### OBJECTIVE
Copy out the records precisely, omitting pictures.

### ENTRIES SHOWN
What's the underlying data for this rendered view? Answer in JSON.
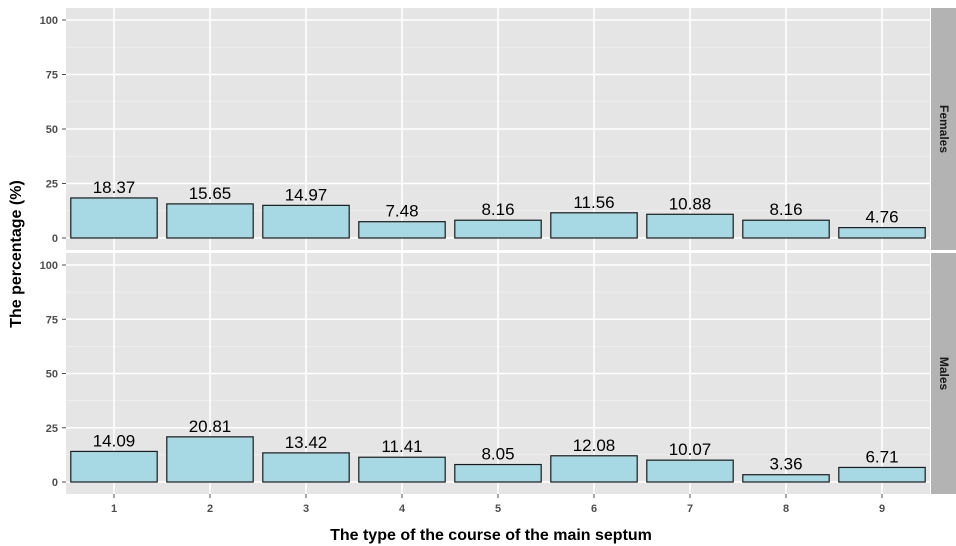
{
  "chart_data": {
    "type": "bar",
    "xlabel": "The type of the course of the main septum",
    "ylabel": "The percentage (%)",
    "categories": [
      "1",
      "2",
      "3",
      "4",
      "5",
      "6",
      "7",
      "8",
      "9"
    ],
    "ylim": [
      0,
      100
    ],
    "yticks": [
      "0",
      "25",
      "50",
      "75",
      "100"
    ],
    "grid": true,
    "bar_color": "#a6d9e3",
    "panels": [
      {
        "facet": "Females",
        "values": [
          18.37,
          15.65,
          14.97,
          7.48,
          8.16,
          11.56,
          10.88,
          8.16,
          4.76
        ],
        "labels": [
          "18.37",
          "15.65",
          "14.97",
          "7.48",
          "8.16",
          "11.56",
          "10.88",
          "8.16",
          "4.76"
        ]
      },
      {
        "facet": "Males",
        "values": [
          14.09,
          20.81,
          13.42,
          11.41,
          8.05,
          12.08,
          10.07,
          3.36,
          6.71
        ],
        "labels": [
          "14.09",
          "20.81",
          "13.42",
          "11.41",
          "8.05",
          "12.08",
          "10.07",
          "3.36",
          "6.71"
        ]
      }
    ]
  }
}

### EXPECTED ANSWER
What's the underlying data for this rendered view? Answer in JSON.
{
  "chart_data": {
    "type": "bar",
    "xlabel": "The type of the course of the main septum",
    "ylabel": "The percentage (%)",
    "categories": [
      "1",
      "2",
      "3",
      "4",
      "5",
      "6",
      "7",
      "8",
      "9"
    ],
    "ylim": [
      0,
      100
    ],
    "yticks": [
      "0",
      "25",
      "50",
      "75",
      "100"
    ],
    "grid": true,
    "bar_color": "#a6d9e3",
    "panels": [
      {
        "facet": "Females",
        "values": [
          18.37,
          15.65,
          14.97,
          7.48,
          8.16,
          11.56,
          10.88,
          8.16,
          4.76
        ],
        "labels": [
          "18.37",
          "15.65",
          "14.97",
          "7.48",
          "8.16",
          "11.56",
          "10.88",
          "8.16",
          "4.76"
        ]
      },
      {
        "facet": "Males",
        "values": [
          14.09,
          20.81,
          13.42,
          11.41,
          8.05,
          12.08,
          10.07,
          3.36,
          6.71
        ],
        "labels": [
          "14.09",
          "20.81",
          "13.42",
          "11.41",
          "8.05",
          "12.08",
          "10.07",
          "3.36",
          "6.71"
        ]
      }
    ]
  }
}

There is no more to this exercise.